Items listed in a dataset:
========================================================================
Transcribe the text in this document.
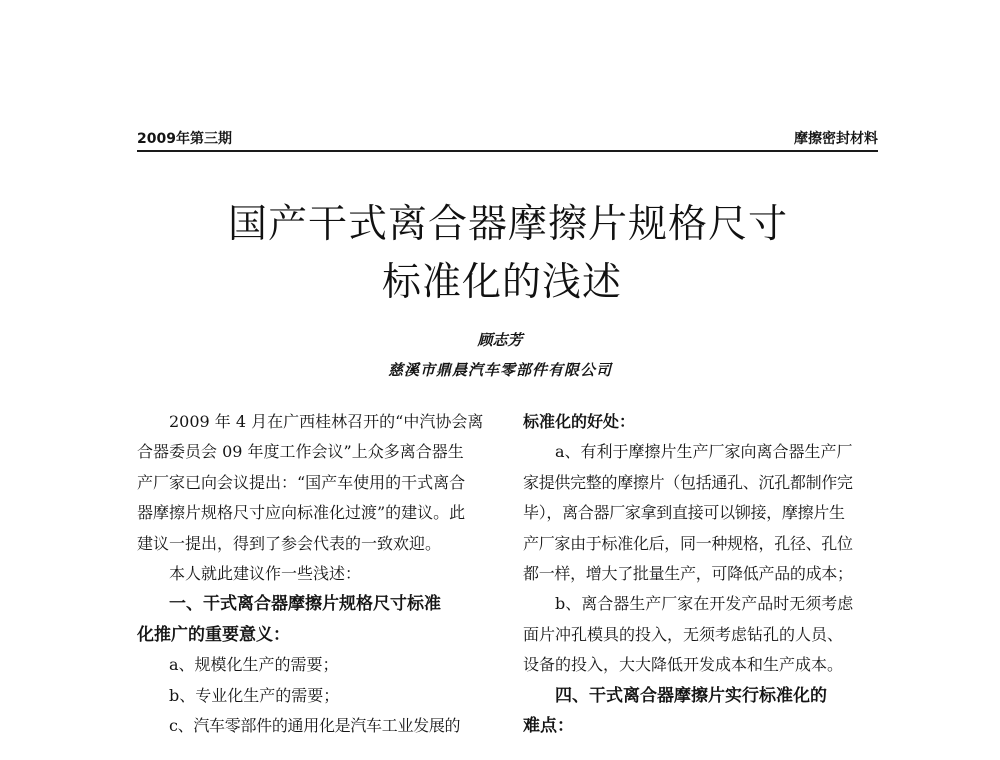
2009年第三期	摩擦密封材料
国产干式离合器摩擦片规格尺寸
标准化的浅述
顾志芳
慈溪市鼎晨汽车零部件有限公司
2009 年 4 月在广西桂林召开的“中汽协会离
合器委员会 09 年度工作会议”上众多离合器生
产厂家已向会议提出：“国产车使用的干式离合
器摩擦片规格尺寸应向标准化过渡”的建议。此
建议一提出，得到了参会代表的一致欢迎。
本人就此建议作一些浅述：
一、干式离合器摩擦片规格尺寸标准
化推广的重要意义：
a、规模化生产的需要；
b、专业化生产的需要；
c、汽车零部件的通用化是汽车工业发展的
标准化的好处：
a、有利于摩擦片生产厂家向离合器生产厂
家提供完整的摩擦片（包括通孔、沉孔都制作完
毕），离合器厂家拿到直接可以铆接，摩擦片生
产厂家由于标准化后，同一种规格，孔径、孔位
都一样，增大了批量生产，可降低产品的成本；
b、离合器生产厂家在开发产品时无须考虑
面片冲孔模具的投入，无须考虑钻孔的人员、
设备的投入，大大降低开发成本和生产成本。
四、干式离合器摩擦片实行标准化的
难点：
========================================================================
EXERCISE PROMPT: Would you return the data exactly as written, without the pictures?

RESPONSE TO THE EXERCISE:
Transcribe the text in this document.
2009年第三期	摩擦密封材料
国产干式离合器摩擦片规格尺寸
标准化的浅述
顾志芳
慈溪市鼎晨汽车零部件有限公司
2009 年 4 月在广西桂林召开的“中汽协会离
合器委员会 09 年度工作会议”上众多离合器生
产厂家已向会议提出：“国产车使用的干式离合
器摩擦片规格尺寸应向标准化过渡”的建议。此
建议一提出，得到了参会代表的一致欢迎。
本人就此建议作一些浅述：
一、干式离合器摩擦片规格尺寸标准
化推广的重要意义：
a、规模化生产的需要；
b、专业化生产的需要；
c、汽车零部件的通用化是汽车工业发展的
标准化的好处：
a、有利于摩擦片生产厂家向离合器生产厂
家提供完整的摩擦片（包括通孔、沉孔都制作完
毕），离合器厂家拿到直接可以铆接，摩擦片生
产厂家由于标准化后，同一种规格，孔径、孔位
都一样，增大了批量生产，可降低产品的成本；
b、离合器生产厂家在开发产品时无须考虑
面片冲孔模具的投入，无须考虑钻孔的人员、
设备的投入，大大降低开发成本和生产成本。
四、干式离合器摩擦片实行标准化的
难点：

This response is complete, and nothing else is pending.